■ TASK PROMPT ■
Transcribe the records that follow in their entirety, omitting any pictures.

■ EXTRACTED ENTRIES ■
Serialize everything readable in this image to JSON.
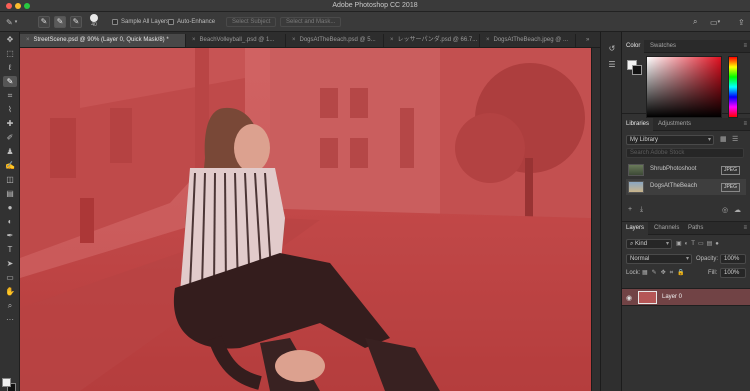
{
  "window": {
    "title": "Adobe Photoshop CC 2018"
  },
  "options_bar": {
    "brush_size": "40",
    "sample_all_layers": "Sample All Layers",
    "auto_enhance": "Auto-Enhance",
    "select_subject": "Select Subject",
    "select_and_mask": "Select and Mask..."
  },
  "document_tabs": [
    {
      "label": "StreetScene.psd @ 90% (Layer 0, Quick Mask/8) *",
      "active": true
    },
    {
      "label": "BeachVolleyball_.psd @ 1..."
    },
    {
      "label": "DogsAtTheBeach.psd @ 5..."
    },
    {
      "label": "レッサーパンダ.psd @ 66.7..."
    },
    {
      "label": "DogsAtTheBeach.jpeg @ ..."
    }
  ],
  "color_panel": {
    "tabs": [
      "Color",
      "Swatches"
    ]
  },
  "libraries_panel": {
    "tabs": [
      "Libraries",
      "Adjustments"
    ],
    "library_select": "My Library",
    "search_placeholder": "Search Adobe Stock",
    "items": [
      {
        "name": "ShrubPhotoshoot",
        "type": "JPEG"
      },
      {
        "name": "DogsAtTheBeach",
        "type": "JPEG"
      }
    ]
  },
  "layers_panel": {
    "tabs": [
      "Layers",
      "Channels",
      "Paths"
    ],
    "filter_kind": "Kind",
    "blend_mode": "Normal",
    "opacity_label": "Opacity:",
    "opacity_value": "100%",
    "lock_label": "Lock:",
    "fill_label": "Fill:",
    "fill_value": "100%",
    "layers": [
      {
        "name": "Layer 0",
        "selected": true
      }
    ]
  },
  "colors": {
    "quick_mask_overlay": "#c24040",
    "selected_layer": "#714345",
    "ui_background": "#323232"
  }
}
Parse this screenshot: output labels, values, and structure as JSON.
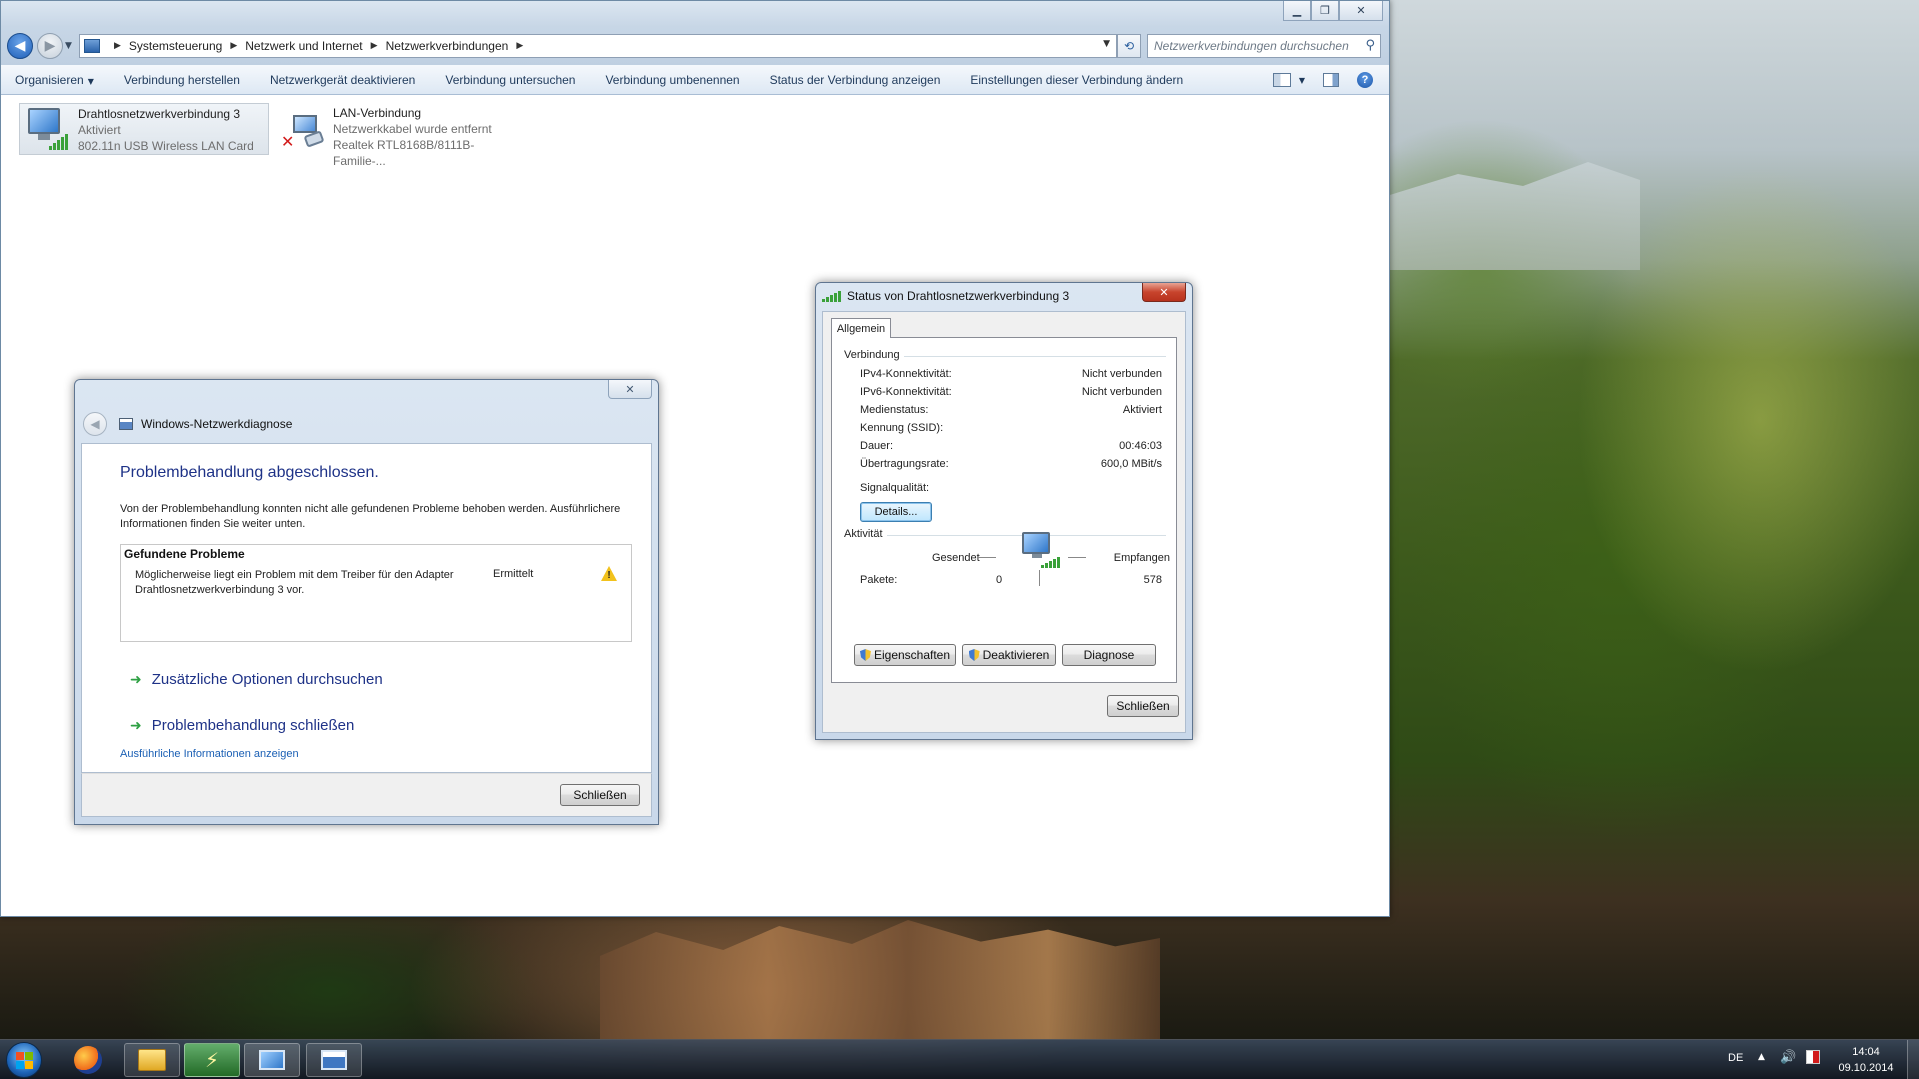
{
  "explorer": {
    "breadcrumbs": [
      "Systemsteuerung",
      "Netzwerk und Internet",
      "Netzwerkverbindungen"
    ],
    "search_placeholder": "Netzwerkverbindungen durchsuchen",
    "commands": {
      "organize": "Organisieren",
      "connect": "Verbindung herstellen",
      "disable": "Netzwerkgerät deaktivieren",
      "diagnose": "Verbindung untersuchen",
      "rename": "Verbindung umbenennen",
      "status": "Status der Verbindung anzeigen",
      "settings": "Einstellungen dieser Verbindung ändern"
    },
    "connections": [
      {
        "name": "Drahtlosnetzwerkverbindung 3",
        "status": "Aktiviert",
        "device": "802.11n USB Wireless LAN Card"
      },
      {
        "name": "LAN-Verbindung",
        "status": "Netzwerkkabel wurde entfernt",
        "device": "Realtek RTL8168B/8111B-Familie-..."
      }
    ]
  },
  "diagnose_dialog": {
    "title": "Windows-Netzwerkdiagnose",
    "heading": "Problembehandlung abgeschlossen.",
    "description": "Von der Problembehandlung konnten nicht alle gefundenen Probleme behoben werden. Ausführlichere Informationen finden Sie weiter unten.",
    "problems_header": "Gefundene Probleme",
    "problem": "Möglicherweise liegt ein Problem mit dem Treiber für den Adapter Drahtlosnetzwerkverbindung 3 vor.",
    "problem_status": "Ermittelt",
    "option_explore": "Zusätzliche Optionen durchsuchen",
    "option_close": "Problembehandlung schließen",
    "details_link": "Ausführliche Informationen anzeigen",
    "close_button": "Schließen"
  },
  "status_dialog": {
    "title": "Status von Drahtlosnetzwerkverbindung 3",
    "tab": "Allgemein",
    "connection_group": "Verbindung",
    "rows": [
      {
        "key": "IPv4-Konnektivität:",
        "value": "Nicht verbunden"
      },
      {
        "key": "IPv6-Konnektivität:",
        "value": "Nicht verbunden"
      },
      {
        "key": "Medienstatus:",
        "value": "Aktiviert"
      },
      {
        "key": "Kennung (SSID):",
        "value": ""
      },
      {
        "key": "Dauer:",
        "value": "00:46:03"
      },
      {
        "key": "Übertragungsrate:",
        "value": "600,0 MBit/s"
      }
    ],
    "signal_label": "Signalqualität:",
    "details_button": "Details...",
    "activity_group": "Aktivität",
    "sent_label": "Gesendet",
    "received_label": "Empfangen",
    "packets_label": "Pakete:",
    "packets_sent": "0",
    "packets_received": "578",
    "properties_button": "Eigenschaften",
    "deactivate_button": "Deaktivieren",
    "diagnose_button": "Diagnose",
    "close_button": "Schließen"
  },
  "taskbar": {
    "language": "DE",
    "time": "14:04",
    "date": "09.10.2014"
  },
  "colors": {
    "link_blue": "#1e3287",
    "signal_green": "#3aa13a",
    "error_red": "#d21b1b"
  }
}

■ WORKED ANSWER ■
Serialize everything readable in this image to JSON.
{
  "window": {
    "title": "Adobe Photoshop CC 2018"
  },
  "options_bar": {
    "brush_size": "40",
    "sample_all_layers": "Sample All Layers",
    "auto_enhance": "Auto-Enhance",
    "select_subject": "Select Subject",
    "select_and_mask": "Select and Mask..."
  },
  "document_tabs": [
    {
      "label": "StreetScene.psd @ 90% (Layer 0, Quick Mask/8) *",
      "active": true
    },
    {
      "label": "BeachVolleyball_.psd @ 1..."
    },
    {
      "label": "DogsAtTheBeach.psd @ 5..."
    },
    {
      "label": "レッサーパンダ.psd @ 66.7..."
    },
    {
      "label": "DogsAtTheBeach.jpeg @ ..."
    }
  ],
  "color_panel": {
    "tabs": [
      "Color",
      "Swatches"
    ]
  },
  "libraries_panel": {
    "tabs": [
      "Libraries",
      "Adjustments"
    ],
    "library_select": "My Library",
    "search_placeholder": "Search Adobe Stock",
    "items": [
      {
        "name": "ShrubPhotoshoot",
        "type": "JPEG"
      },
      {
        "name": "DogsAtTheBeach",
        "type": "JPEG"
      }
    ]
  },
  "layers_panel": {
    "tabs": [
      "Layers",
      "Channels",
      "Paths"
    ],
    "filter_kind": "Kind",
    "blend_mode": "Normal",
    "opacity_label": "Opacity:",
    "opacity_value": "100%",
    "lock_label": "Lock:",
    "fill_label": "Fill:",
    "fill_value": "100%",
    "layers": [
      {
        "name": "Layer 0",
        "selected": true
      }
    ]
  },
  "colors": {
    "quick_mask_overlay": "#c24040",
    "selected_layer": "#714345",
    "ui_background": "#323232"
  }
}
Parse this screenshot: output labels, values, and structure as JSON.
{
  "explorer": {
    "breadcrumbs": [
      "Systemsteuerung",
      "Netzwerk und Internet",
      "Netzwerkverbindungen"
    ],
    "search_placeholder": "Netzwerkverbindungen durchsuchen",
    "commands": {
      "organize": "Organisieren",
      "connect": "Verbindung herstellen",
      "disable": "Netzwerkgerät deaktivieren",
      "diagnose": "Verbindung untersuchen",
      "rename": "Verbindung umbenennen",
      "status": "Status der Verbindung anzeigen",
      "settings": "Einstellungen dieser Verbindung ändern"
    },
    "connections": [
      {
        "name": "Drahtlosnetzwerkverbindung 3",
        "status": "Aktiviert",
        "device": "802.11n USB Wireless LAN Card"
      },
      {
        "name": "LAN-Verbindung",
        "status": "Netzwerkkabel wurde entfernt",
        "device": "Realtek RTL8168B/8111B-Familie-..."
      }
    ]
  },
  "diagnose_dialog": {
    "title": "Windows-Netzwerkdiagnose",
    "heading": "Problembehandlung abgeschlossen.",
    "description": "Von der Problembehandlung konnten nicht alle gefundenen Probleme behoben werden. Ausführlichere Informationen finden Sie weiter unten.",
    "problems_header": "Gefundene Probleme",
    "problem": "Möglicherweise liegt ein Problem mit dem Treiber für den Adapter Drahtlosnetzwerkverbindung 3 vor.",
    "problem_status": "Ermittelt",
    "option_explore": "Zusätzliche Optionen durchsuchen",
    "option_close": "Problembehandlung schließen",
    "details_link": "Ausführliche Informationen anzeigen",
    "close_button": "Schließen"
  },
  "status_dialog": {
    "title": "Status von Drahtlosnetzwerkverbindung 3",
    "tab": "Allgemein",
    "connection_group": "Verbindung",
    "rows": [
      {
        "key": "IPv4-Konnektivität:",
        "value": "Nicht verbunden"
      },
      {
        "key": "IPv6-Konnektivität:",
        "value": "Nicht verbunden"
      },
      {
        "key": "Medienstatus:",
        "value": "Aktiviert"
      },
      {
        "key": "Kennung (SSID):",
        "value": ""
      },
      {
        "key": "Dauer:",
        "value": "00:46:03"
      },
      {
        "key": "Übertragungsrate:",
        "value": "600,0 MBit/s"
      }
    ],
    "signal_label": "Signalqualität:",
    "details_button": "Details...",
    "activity_group": "Aktivität",
    "sent_label": "Gesendet",
    "received_label": "Empfangen",
    "packets_label": "Pakete:",
    "packets_sent": "0",
    "packets_received": "578",
    "properties_button": "Eigenschaften",
    "deactivate_button": "Deaktivieren",
    "diagnose_button": "Diagnose",
    "close_button": "Schließen"
  },
  "taskbar": {
    "language": "DE",
    "time": "14:04",
    "date": "09.10.2014"
  },
  "colors": {
    "link_blue": "#1e3287",
    "signal_green": "#3aa13a",
    "error_red": "#d21b1b"
  }
}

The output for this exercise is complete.